- Problem details
Only lines holding the word "dividend" should be copied from the material.

Source data:
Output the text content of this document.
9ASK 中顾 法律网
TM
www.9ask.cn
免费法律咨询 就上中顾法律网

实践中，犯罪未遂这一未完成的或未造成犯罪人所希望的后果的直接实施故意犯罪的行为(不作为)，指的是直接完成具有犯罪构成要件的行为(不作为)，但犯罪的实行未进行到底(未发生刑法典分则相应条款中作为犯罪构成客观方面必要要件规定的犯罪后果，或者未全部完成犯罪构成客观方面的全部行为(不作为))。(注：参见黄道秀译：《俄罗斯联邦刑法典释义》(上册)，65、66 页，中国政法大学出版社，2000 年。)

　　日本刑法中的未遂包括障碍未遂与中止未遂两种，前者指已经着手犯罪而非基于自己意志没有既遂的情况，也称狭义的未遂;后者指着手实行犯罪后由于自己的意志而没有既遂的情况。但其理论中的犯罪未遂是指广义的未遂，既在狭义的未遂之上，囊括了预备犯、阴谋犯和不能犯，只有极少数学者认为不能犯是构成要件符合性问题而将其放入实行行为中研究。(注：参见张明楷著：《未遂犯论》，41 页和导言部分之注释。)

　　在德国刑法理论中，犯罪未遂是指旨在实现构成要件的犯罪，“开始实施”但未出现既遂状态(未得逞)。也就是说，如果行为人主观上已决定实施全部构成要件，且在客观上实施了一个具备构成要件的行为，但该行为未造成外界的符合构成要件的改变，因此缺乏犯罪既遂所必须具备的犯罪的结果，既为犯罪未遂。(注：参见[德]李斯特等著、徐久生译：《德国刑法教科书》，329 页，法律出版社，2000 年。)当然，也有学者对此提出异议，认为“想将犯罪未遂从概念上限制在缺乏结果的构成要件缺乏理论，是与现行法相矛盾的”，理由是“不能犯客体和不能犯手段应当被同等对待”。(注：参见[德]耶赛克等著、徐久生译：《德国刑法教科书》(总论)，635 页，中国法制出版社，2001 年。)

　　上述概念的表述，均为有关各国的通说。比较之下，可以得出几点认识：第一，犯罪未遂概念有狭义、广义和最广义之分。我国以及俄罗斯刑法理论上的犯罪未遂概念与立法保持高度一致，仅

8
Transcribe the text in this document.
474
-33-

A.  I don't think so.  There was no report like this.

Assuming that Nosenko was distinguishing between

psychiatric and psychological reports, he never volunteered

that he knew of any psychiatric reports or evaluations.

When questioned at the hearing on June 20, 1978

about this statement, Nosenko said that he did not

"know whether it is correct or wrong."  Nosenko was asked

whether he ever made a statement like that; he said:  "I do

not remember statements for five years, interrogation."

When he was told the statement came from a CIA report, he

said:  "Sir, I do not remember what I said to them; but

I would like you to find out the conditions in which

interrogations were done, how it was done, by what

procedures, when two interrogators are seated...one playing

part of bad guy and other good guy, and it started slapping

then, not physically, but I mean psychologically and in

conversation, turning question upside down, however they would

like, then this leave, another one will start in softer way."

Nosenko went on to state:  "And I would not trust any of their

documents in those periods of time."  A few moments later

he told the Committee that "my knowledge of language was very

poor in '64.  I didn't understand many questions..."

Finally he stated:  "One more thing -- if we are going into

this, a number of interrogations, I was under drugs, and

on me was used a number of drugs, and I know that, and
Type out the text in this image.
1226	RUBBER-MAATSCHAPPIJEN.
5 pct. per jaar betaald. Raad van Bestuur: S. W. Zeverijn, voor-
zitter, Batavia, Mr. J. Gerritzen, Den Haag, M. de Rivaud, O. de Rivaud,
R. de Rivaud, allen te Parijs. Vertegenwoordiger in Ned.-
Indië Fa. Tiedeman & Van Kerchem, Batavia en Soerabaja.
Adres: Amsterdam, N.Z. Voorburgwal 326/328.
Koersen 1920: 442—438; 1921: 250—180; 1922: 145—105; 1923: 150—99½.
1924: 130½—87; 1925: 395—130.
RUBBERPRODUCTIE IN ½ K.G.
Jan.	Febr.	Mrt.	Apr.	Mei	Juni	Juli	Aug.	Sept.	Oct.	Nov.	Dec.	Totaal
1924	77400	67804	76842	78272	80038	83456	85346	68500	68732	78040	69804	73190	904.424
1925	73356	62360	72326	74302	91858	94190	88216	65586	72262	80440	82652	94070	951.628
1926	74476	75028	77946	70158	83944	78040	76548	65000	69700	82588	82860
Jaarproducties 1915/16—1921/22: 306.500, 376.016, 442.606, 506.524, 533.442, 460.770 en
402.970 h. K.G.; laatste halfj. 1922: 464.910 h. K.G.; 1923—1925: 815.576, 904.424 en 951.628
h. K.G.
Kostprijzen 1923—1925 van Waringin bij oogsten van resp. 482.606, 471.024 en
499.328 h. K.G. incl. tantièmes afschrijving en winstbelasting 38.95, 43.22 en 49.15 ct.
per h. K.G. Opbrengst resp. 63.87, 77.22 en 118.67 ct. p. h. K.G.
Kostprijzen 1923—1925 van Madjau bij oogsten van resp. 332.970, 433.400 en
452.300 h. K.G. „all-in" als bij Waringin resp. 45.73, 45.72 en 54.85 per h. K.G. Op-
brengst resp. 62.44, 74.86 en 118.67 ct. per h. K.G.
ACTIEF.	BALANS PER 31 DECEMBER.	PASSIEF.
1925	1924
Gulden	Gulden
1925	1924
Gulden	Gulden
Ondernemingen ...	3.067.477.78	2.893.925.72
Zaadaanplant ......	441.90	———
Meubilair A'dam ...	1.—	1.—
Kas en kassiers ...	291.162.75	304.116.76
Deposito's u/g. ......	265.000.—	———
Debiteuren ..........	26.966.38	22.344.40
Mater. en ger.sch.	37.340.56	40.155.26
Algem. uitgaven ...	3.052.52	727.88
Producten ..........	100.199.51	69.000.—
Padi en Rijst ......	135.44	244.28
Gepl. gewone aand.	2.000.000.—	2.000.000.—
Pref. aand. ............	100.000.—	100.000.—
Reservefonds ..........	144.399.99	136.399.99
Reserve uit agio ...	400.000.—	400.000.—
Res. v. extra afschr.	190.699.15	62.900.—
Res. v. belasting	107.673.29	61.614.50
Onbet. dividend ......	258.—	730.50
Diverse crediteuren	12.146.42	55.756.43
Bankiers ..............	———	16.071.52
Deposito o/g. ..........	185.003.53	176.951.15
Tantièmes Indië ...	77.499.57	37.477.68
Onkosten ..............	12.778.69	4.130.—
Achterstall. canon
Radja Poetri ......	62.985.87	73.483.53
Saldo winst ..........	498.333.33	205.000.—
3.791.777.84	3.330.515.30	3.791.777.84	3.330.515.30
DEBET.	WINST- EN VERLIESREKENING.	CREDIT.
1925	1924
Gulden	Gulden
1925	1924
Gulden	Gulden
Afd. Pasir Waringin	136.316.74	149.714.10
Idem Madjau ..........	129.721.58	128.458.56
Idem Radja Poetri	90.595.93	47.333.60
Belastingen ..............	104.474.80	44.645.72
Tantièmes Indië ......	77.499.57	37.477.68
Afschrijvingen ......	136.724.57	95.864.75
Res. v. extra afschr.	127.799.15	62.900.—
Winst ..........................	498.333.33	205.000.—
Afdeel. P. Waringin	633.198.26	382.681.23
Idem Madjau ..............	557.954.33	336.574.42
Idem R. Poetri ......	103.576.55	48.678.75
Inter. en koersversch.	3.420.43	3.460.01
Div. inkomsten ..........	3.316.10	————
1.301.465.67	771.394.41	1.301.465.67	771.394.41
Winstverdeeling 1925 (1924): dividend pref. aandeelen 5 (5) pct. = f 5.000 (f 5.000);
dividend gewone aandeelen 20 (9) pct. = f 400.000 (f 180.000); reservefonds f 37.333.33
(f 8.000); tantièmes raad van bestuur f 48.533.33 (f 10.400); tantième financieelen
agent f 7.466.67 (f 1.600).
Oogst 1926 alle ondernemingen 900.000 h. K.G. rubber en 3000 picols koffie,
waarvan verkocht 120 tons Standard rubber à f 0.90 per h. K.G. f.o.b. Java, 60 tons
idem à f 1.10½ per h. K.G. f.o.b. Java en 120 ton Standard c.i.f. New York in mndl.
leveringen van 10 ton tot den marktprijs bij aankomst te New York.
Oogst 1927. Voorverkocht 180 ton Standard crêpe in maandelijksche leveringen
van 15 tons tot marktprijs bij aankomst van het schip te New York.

- Task output
Onbet. dividend ......	258.—	730.50
Winstverdeeling 1925 (1924): dividend pref. aandeelen 5 (5) pct. = f 5.000 (f 5.000);
dividend gewone aandeelen 20 (9) pct. = f 400.000 (f 180.000); reservefonds f 37.333.33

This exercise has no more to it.